## TASK OBJECTIVE
For each line in the data that includes "Raspberry", make a copy.

··········

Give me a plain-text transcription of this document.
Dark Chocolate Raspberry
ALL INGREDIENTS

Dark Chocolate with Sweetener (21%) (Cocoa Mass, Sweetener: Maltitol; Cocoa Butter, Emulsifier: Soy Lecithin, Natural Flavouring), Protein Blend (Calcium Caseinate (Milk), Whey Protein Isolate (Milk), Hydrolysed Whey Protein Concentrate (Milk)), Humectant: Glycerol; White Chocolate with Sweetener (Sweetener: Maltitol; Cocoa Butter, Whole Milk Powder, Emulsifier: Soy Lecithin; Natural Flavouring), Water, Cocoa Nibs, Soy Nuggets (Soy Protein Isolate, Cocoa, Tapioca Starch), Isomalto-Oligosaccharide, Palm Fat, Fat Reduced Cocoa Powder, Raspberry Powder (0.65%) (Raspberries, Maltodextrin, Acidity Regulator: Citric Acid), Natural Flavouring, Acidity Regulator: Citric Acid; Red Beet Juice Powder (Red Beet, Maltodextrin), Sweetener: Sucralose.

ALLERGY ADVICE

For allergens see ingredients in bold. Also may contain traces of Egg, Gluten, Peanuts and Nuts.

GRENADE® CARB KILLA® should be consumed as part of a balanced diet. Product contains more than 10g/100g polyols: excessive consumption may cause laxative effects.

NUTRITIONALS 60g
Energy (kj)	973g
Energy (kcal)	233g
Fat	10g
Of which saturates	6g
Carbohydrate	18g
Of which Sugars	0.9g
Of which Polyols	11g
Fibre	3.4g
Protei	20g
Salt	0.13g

··········

## EXERCISE RESULT
Dark Chocolate Raspberry
Dark Chocolate with Sweetener (21%) (Cocoa Mass, Sweetener: Maltitol; Cocoa Butter, Emulsifier: Soy Lecithin, Natural Flavouring), Protein Blend (Calcium Caseinate (Milk), Whey Protein Isolate (Milk), Hydrolysed Whey Protein Concentrate (Milk)), Humectant: Glycerol; White Chocolate with Sweetener (Sweetener: Maltitol; Cocoa Butter, Whole Milk Powder, Emulsifier: Soy Lecithin; Natural Flavouring), Water, Cocoa Nibs, Soy Nuggets (Soy Protein Isolate, Cocoa, Tapioca Starch), Isomalto-Oligosaccharide, Palm Fat, Fat Reduced Cocoa Powder, Raspberry Powder (0.65%) (Raspberries, Maltodextrin, Acidity Regulator: Citric Acid), Natural Flavouring, Acidity Regulator: Citric Acid; Red Beet Juice Powder (Red Beet, Maltodextrin), Sweetener: Sucralose.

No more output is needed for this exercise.